→ Required work: Write out the entries below once more, exactly, with the pictures left out.

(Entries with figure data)
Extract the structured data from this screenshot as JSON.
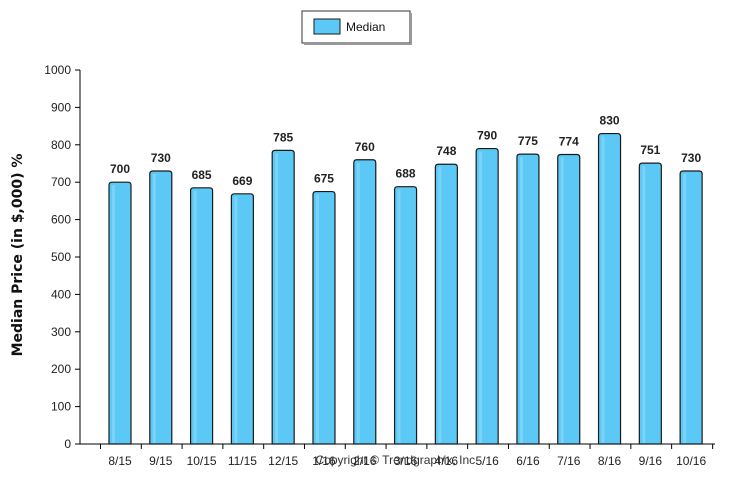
{
  "chart_data": {
    "type": "bar",
    "categories": [
      "8/15",
      "9/15",
      "10/15",
      "11/15",
      "12/15",
      "1/16",
      "2/16",
      "3/16",
      "4/16",
      "5/16",
      "6/16",
      "7/16",
      "8/16",
      "9/16",
      "10/16"
    ],
    "series": [
      {
        "name": "Median",
        "values": [
          700,
          730,
          685,
          669,
          785,
          675,
          760,
          688,
          748,
          790,
          775,
          774,
          830,
          751,
          730
        ],
        "color": "#5bc8f5"
      }
    ],
    "ylabel": "Median Price (in $,000) %",
    "ylim": [
      0,
      1000
    ],
    "yticks": [
      0,
      100,
      200,
      300,
      400,
      500,
      600,
      700,
      800,
      900,
      1000
    ],
    "grid": false,
    "legend_position": "top-center",
    "data_labels": true
  },
  "legend": {
    "label": "Median"
  },
  "footer": {
    "copyright": "Copyright © Trendgraphix, Inc."
  },
  "colors": {
    "bar_fill": "#5bc8f5",
    "bar_stroke": "#1a1a1a",
    "axis": "#000000"
  }
}
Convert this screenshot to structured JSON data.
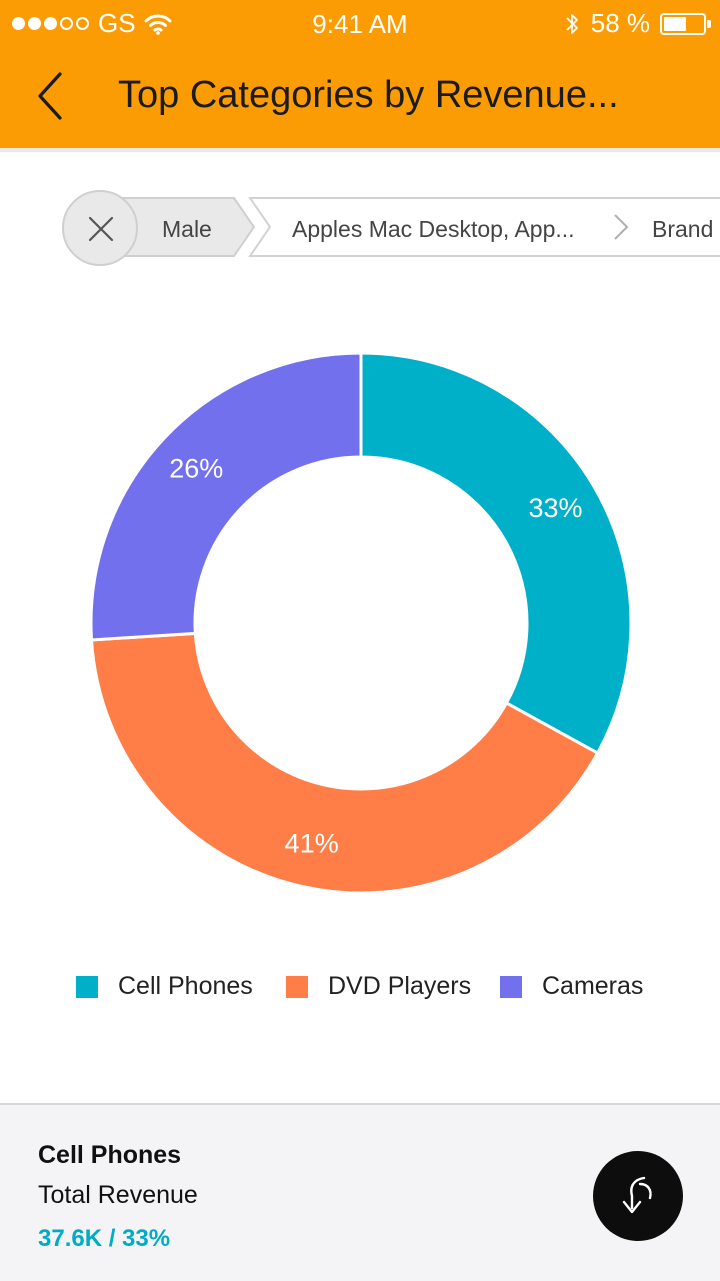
{
  "status_bar": {
    "carrier": "GS",
    "time": "9:41 AM",
    "battery_percent": "58 %",
    "battery_level": 0.58,
    "signal_full": 3,
    "signal_total": 5
  },
  "nav": {
    "title": "Top Categories by Revenue..."
  },
  "breadcrumb": {
    "items": [
      "Male",
      "Apples Mac Desktop, App...",
      "Brand"
    ]
  },
  "colors": {
    "accent": "#fb9c05",
    "cell_phones": "#00b0c8",
    "dvd_players": "#ff7e47",
    "cameras": "#7370ee"
  },
  "chart_data": {
    "type": "pie",
    "donut": true,
    "categories": [
      "Cell Phones",
      "DVD Players",
      "Cameras"
    ],
    "values": [
      33,
      41,
      26
    ],
    "labels": [
      "33%",
      "41%",
      "26%"
    ],
    "colors": [
      "#00b0c8",
      "#ff7e47",
      "#7370ee"
    ],
    "legend_position": "bottom"
  },
  "detail": {
    "name": "Cell Phones",
    "metric": "Total Revenue",
    "value": "37.6K / 33%"
  }
}
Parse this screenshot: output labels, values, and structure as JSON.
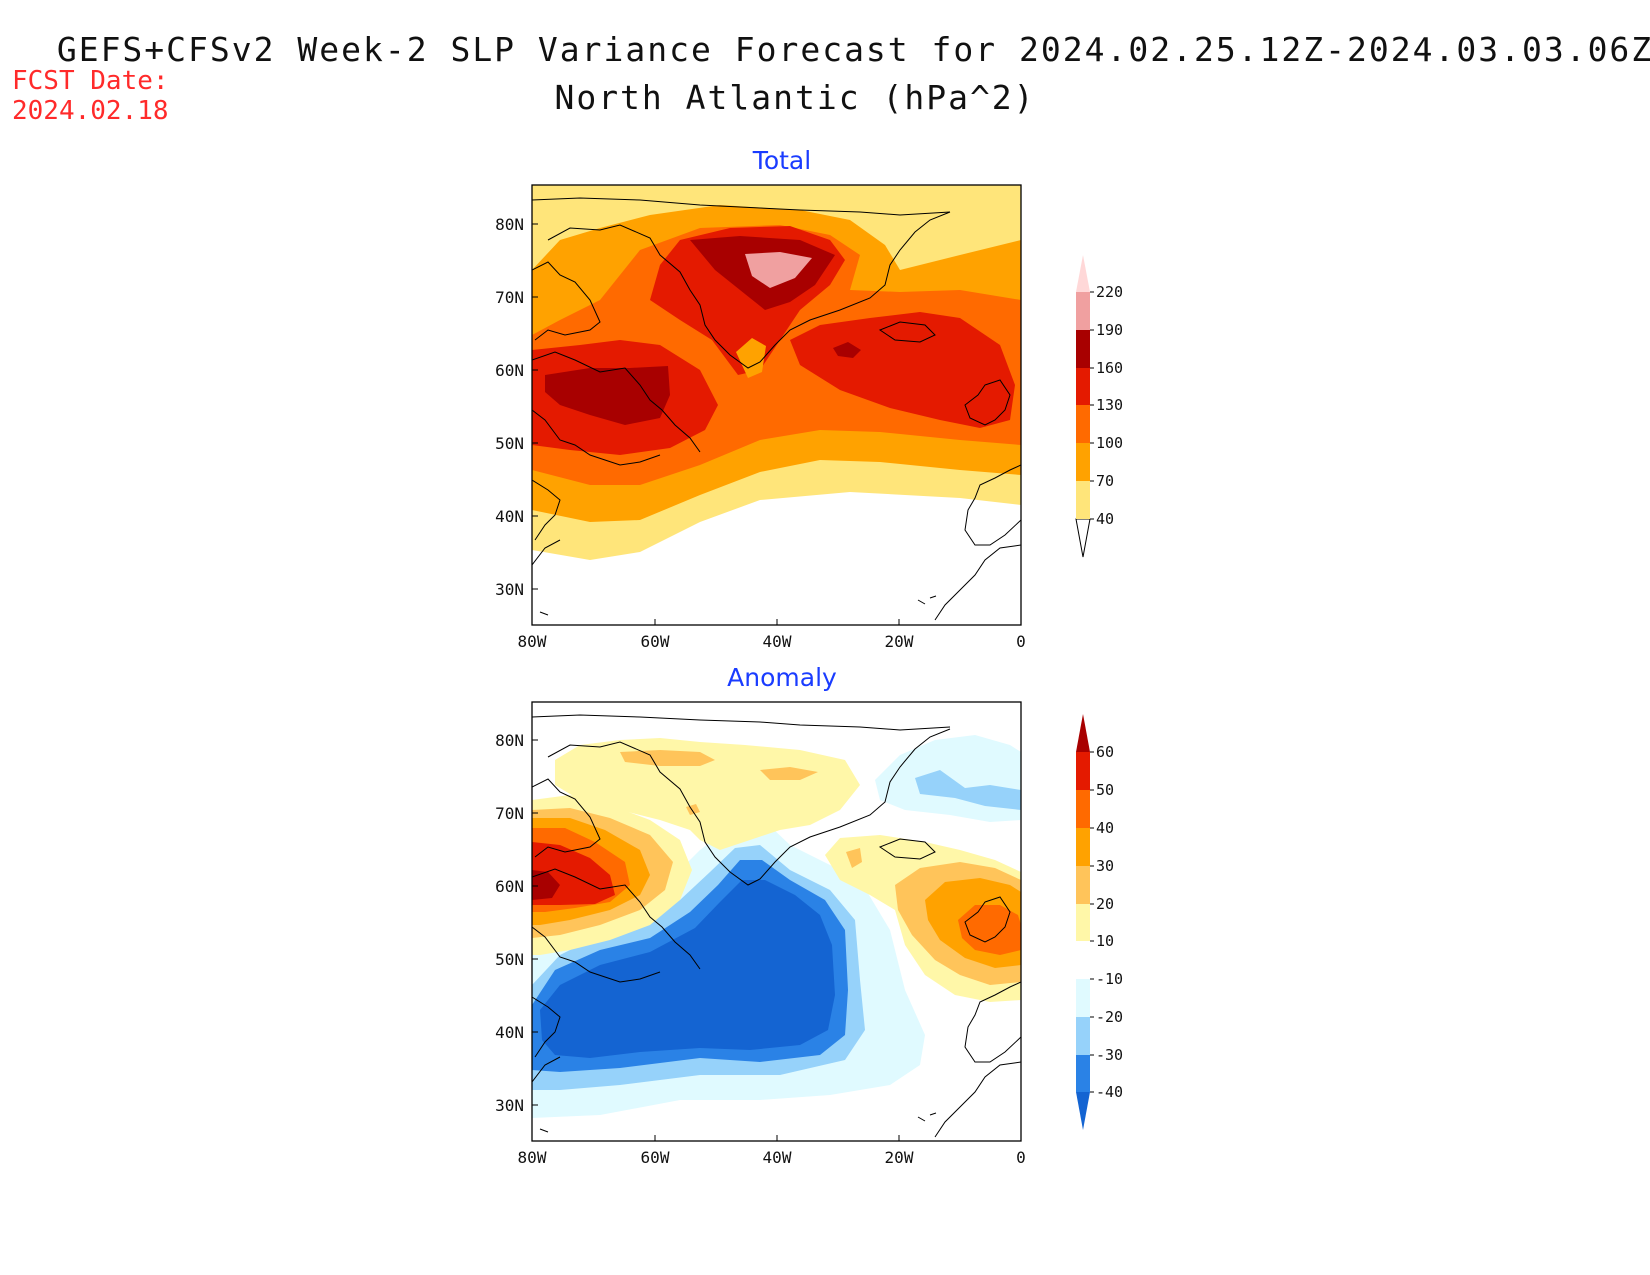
{
  "header": {
    "title_line1": "GEFS+CFSv2 Week-2 SLP Variance Forecast for 2024.02.25.12Z-2024.03.03.06Z",
    "title_line2": "North Atlantic (hPa^2)",
    "fcst_label": "FCST Date:",
    "fcst_date": "2024.02.18"
  },
  "panels": [
    {
      "title": "Total",
      "lat_labels": [
        "80N",
        "70N",
        "60N",
        "50N",
        "40N",
        "30N"
      ],
      "lon_labels": [
        "80W",
        "60W",
        "40W",
        "20W",
        "0"
      ],
      "colorbar": {
        "levels": [
          "40",
          "70",
          "100",
          "130",
          "160",
          "190",
          "220"
        ],
        "colors": [
          "#ffe57a",
          "#ffa200",
          "#ff6a00",
          "#e41a00",
          "#a80000",
          "#f0a0a0",
          "#ffd8d8"
        ]
      }
    },
    {
      "title": "Anomaly",
      "lat_labels": [
        "80N",
        "70N",
        "60N",
        "50N",
        "40N",
        "30N"
      ],
      "lon_labels": [
        "80W",
        "60W",
        "40W",
        "20W",
        "0"
      ],
      "colorbar": {
        "levels": [
          "60",
          "50",
          "40",
          "30",
          "20",
          "10",
          "-10",
          "-20",
          "-30",
          "-40"
        ],
        "colors": [
          "#a80000",
          "#e41a00",
          "#ff6a00",
          "#ffa200",
          "#ffc45a",
          "#fff7a8",
          "#ffffff",
          "#e0faff",
          "#96d2fa",
          "#2a82e6",
          "#1464d2"
        ]
      }
    }
  ]
}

→ Response:
Extract the structured data from this screenshot as JSON.
{
  "chart_data": {
    "type": "bar",
    "categories": [
      "8/15",
      "9/15",
      "10/15",
      "11/15",
      "12/15",
      "1/16",
      "2/16",
      "3/16",
      "4/16",
      "5/16",
      "6/16",
      "7/16",
      "8/16",
      "9/16",
      "10/16"
    ],
    "series": [
      {
        "name": "Median",
        "values": [
          700,
          730,
          685,
          669,
          785,
          675,
          760,
          688,
          748,
          790,
          775,
          774,
          830,
          751,
          730
        ],
        "color": "#5bc8f5"
      }
    ],
    "ylabel": "Median Price (in $,000) %",
    "ylim": [
      0,
      1000
    ],
    "yticks": [
      0,
      100,
      200,
      300,
      400,
      500,
      600,
      700,
      800,
      900,
      1000
    ],
    "grid": false,
    "legend_position": "top-center",
    "data_labels": true
  },
  "legend": {
    "label": "Median"
  },
  "footer": {
    "copyright": "Copyright © Trendgraphix, Inc."
  },
  "colors": {
    "bar_fill": "#5bc8f5",
    "bar_stroke": "#1a1a1a",
    "axis": "#000000"
  }
}
Convert this screenshot to structured JSON data.
{
  "status_bar": {
    "carrier": "GS",
    "time": "9:41 AM",
    "battery_percent": "58 %",
    "battery_level": 0.58,
    "signal_full": 3,
    "signal_total": 5
  },
  "nav": {
    "title": "Top Categories by Revenue..."
  },
  "breadcrumb": {
    "items": [
      "Male",
      "Apples Mac Desktop, App...",
      "Brand"
    ]
  },
  "colors": {
    "accent": "#fb9c05",
    "cell_phones": "#00b0c8",
    "dvd_players": "#ff7e47",
    "cameras": "#7370ee"
  },
  "chart_data": {
    "type": "pie",
    "donut": true,
    "categories": [
      "Cell Phones",
      "DVD Players",
      "Cameras"
    ],
    "values": [
      33,
      41,
      26
    ],
    "labels": [
      "33%",
      "41%",
      "26%"
    ],
    "colors": [
      "#00b0c8",
      "#ff7e47",
      "#7370ee"
    ],
    "legend_position": "bottom"
  },
  "detail": {
    "name": "Cell Phones",
    "metric": "Total Revenue",
    "value": "37.6K / 33%"
  }
}
Parse this screenshot: output labels, values, and structure as JSON.
{
  "header": {
    "title_line1": "GEFS+CFSv2 Week-2 SLP Variance Forecast for 2024.02.25.12Z-2024.03.03.06Z",
    "title_line2": "North Atlantic (hPa^2)",
    "fcst_label": "FCST Date:",
    "fcst_date": "2024.02.18"
  },
  "panels": [
    {
      "title": "Total",
      "lat_labels": [
        "80N",
        "70N",
        "60N",
        "50N",
        "40N",
        "30N"
      ],
      "lon_labels": [
        "80W",
        "60W",
        "40W",
        "20W",
        "0"
      ],
      "colorbar": {
        "levels": [
          "40",
          "70",
          "100",
          "130",
          "160",
          "190",
          "220"
        ],
        "colors": [
          "#ffe57a",
          "#ffa200",
          "#ff6a00",
          "#e41a00",
          "#a80000",
          "#f0a0a0",
          "#ffd8d8"
        ]
      }
    },
    {
      "title": "Anomaly",
      "lat_labels": [
        "80N",
        "70N",
        "60N",
        "50N",
        "40N",
        "30N"
      ],
      "lon_labels": [
        "80W",
        "60W",
        "40W",
        "20W",
        "0"
      ],
      "colorbar": {
        "levels": [
          "60",
          "50",
          "40",
          "30",
          "20",
          "10",
          "-10",
          "-20",
          "-30",
          "-40"
        ],
        "colors": [
          "#a80000",
          "#e41a00",
          "#ff6a00",
          "#ffa200",
          "#ffc45a",
          "#fff7a8",
          "#ffffff",
          "#e0faff",
          "#96d2fa",
          "#2a82e6",
          "#1464d2"
        ]
      }
    }
  ]
}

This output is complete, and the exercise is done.